- EXERCISE -
Copy out every line that contains the word "this".

- SOURCE MATERIAL -
----

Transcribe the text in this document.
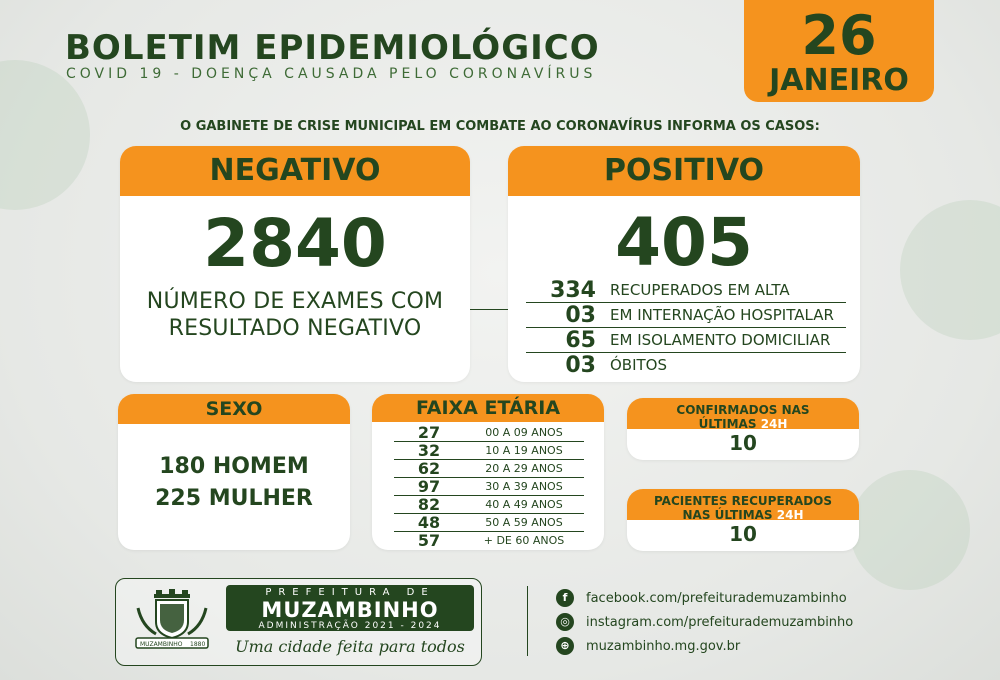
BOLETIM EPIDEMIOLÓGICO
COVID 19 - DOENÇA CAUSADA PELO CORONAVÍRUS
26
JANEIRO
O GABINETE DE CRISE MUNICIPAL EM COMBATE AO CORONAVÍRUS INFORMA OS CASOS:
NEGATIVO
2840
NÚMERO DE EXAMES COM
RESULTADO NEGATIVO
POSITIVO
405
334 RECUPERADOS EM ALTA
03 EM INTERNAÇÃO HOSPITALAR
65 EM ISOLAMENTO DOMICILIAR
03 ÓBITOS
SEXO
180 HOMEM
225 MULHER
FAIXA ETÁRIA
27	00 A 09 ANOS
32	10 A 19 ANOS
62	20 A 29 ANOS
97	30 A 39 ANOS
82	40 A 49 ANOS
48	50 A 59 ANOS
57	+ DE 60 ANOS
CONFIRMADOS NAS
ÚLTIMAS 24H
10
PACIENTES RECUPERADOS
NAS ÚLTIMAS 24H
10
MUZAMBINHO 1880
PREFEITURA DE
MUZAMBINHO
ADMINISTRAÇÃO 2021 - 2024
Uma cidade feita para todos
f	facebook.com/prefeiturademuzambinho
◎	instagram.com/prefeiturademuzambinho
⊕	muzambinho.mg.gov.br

----

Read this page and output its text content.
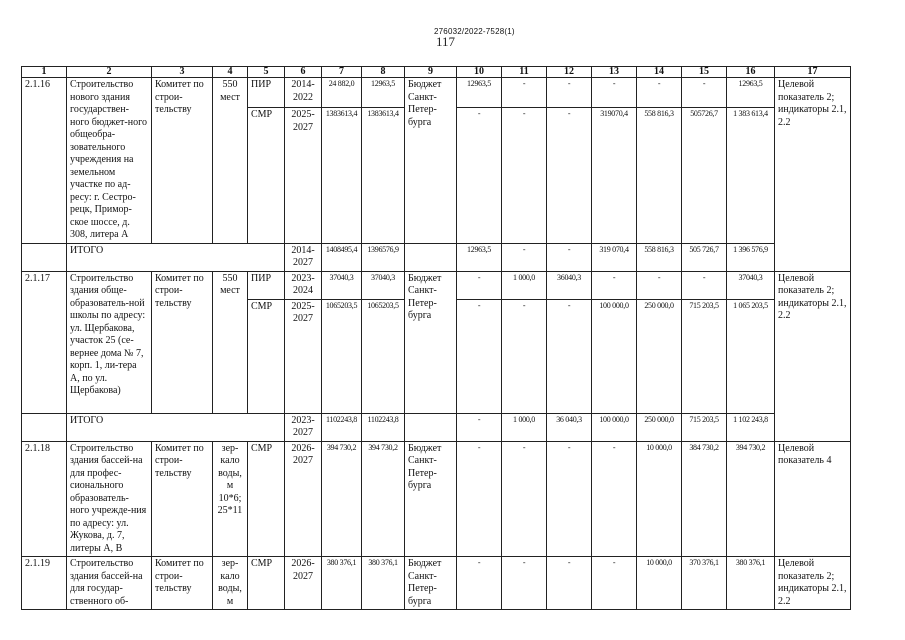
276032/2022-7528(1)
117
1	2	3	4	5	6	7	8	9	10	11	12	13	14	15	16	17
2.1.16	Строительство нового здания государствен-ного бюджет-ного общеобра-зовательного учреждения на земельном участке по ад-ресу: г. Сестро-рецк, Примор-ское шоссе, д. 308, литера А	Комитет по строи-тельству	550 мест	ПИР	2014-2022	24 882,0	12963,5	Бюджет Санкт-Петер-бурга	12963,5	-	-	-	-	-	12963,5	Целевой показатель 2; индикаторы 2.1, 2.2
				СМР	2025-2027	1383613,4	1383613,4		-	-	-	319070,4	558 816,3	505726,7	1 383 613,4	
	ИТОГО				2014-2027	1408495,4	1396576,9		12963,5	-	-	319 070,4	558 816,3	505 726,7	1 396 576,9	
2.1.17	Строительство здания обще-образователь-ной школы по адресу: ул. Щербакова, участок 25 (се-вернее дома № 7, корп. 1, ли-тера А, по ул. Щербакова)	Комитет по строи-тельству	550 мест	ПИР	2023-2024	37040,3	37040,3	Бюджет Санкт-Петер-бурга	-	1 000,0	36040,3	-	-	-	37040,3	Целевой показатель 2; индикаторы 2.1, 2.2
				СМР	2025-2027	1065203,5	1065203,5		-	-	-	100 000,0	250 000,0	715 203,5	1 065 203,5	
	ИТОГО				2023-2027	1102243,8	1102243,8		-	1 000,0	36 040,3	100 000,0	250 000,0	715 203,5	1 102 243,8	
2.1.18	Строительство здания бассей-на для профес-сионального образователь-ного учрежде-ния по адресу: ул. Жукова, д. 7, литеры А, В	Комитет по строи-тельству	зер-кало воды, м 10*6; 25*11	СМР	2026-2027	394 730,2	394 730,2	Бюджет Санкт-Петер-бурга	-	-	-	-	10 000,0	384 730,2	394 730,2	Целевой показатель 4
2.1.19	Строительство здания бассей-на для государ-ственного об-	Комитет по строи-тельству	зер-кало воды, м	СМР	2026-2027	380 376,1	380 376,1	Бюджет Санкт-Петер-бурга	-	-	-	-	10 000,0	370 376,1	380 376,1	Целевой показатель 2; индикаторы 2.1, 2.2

----

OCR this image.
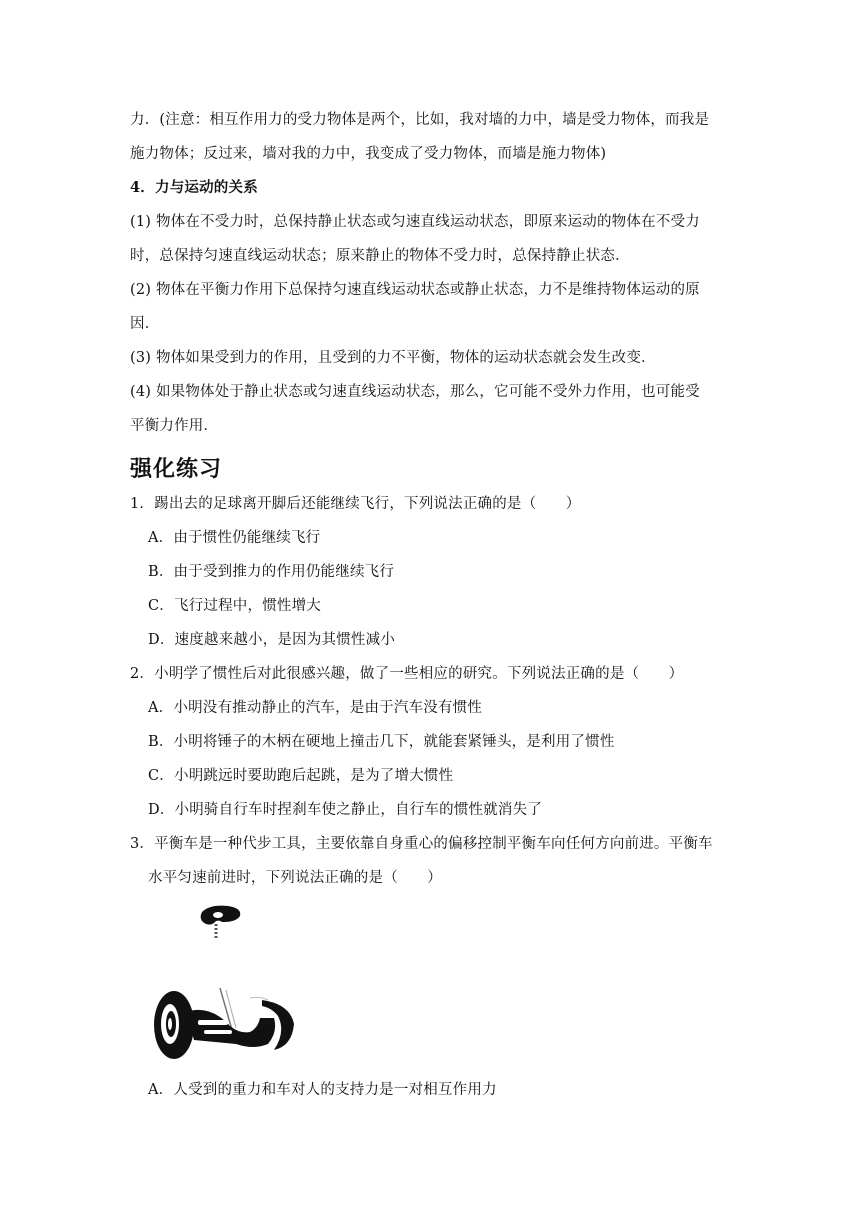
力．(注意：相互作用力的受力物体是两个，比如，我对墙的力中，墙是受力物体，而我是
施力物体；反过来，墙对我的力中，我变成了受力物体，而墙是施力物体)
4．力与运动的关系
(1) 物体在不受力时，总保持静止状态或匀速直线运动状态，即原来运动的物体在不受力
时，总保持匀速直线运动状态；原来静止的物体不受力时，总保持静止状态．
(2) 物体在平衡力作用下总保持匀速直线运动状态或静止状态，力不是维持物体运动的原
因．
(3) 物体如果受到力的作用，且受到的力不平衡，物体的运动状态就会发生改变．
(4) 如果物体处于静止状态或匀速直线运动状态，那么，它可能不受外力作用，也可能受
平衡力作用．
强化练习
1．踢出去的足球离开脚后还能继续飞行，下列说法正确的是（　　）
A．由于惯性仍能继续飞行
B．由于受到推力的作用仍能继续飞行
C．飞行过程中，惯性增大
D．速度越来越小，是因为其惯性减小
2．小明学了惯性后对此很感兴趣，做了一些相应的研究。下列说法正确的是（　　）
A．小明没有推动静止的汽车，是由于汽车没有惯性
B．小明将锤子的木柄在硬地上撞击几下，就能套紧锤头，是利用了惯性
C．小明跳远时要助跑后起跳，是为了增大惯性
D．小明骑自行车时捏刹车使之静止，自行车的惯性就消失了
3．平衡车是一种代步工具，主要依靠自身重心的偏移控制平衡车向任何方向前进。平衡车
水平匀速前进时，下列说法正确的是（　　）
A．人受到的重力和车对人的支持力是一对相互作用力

----

- FINISHED TASK -
Transcribe the text in this document.
Read this page and output its text content.
OCR this image.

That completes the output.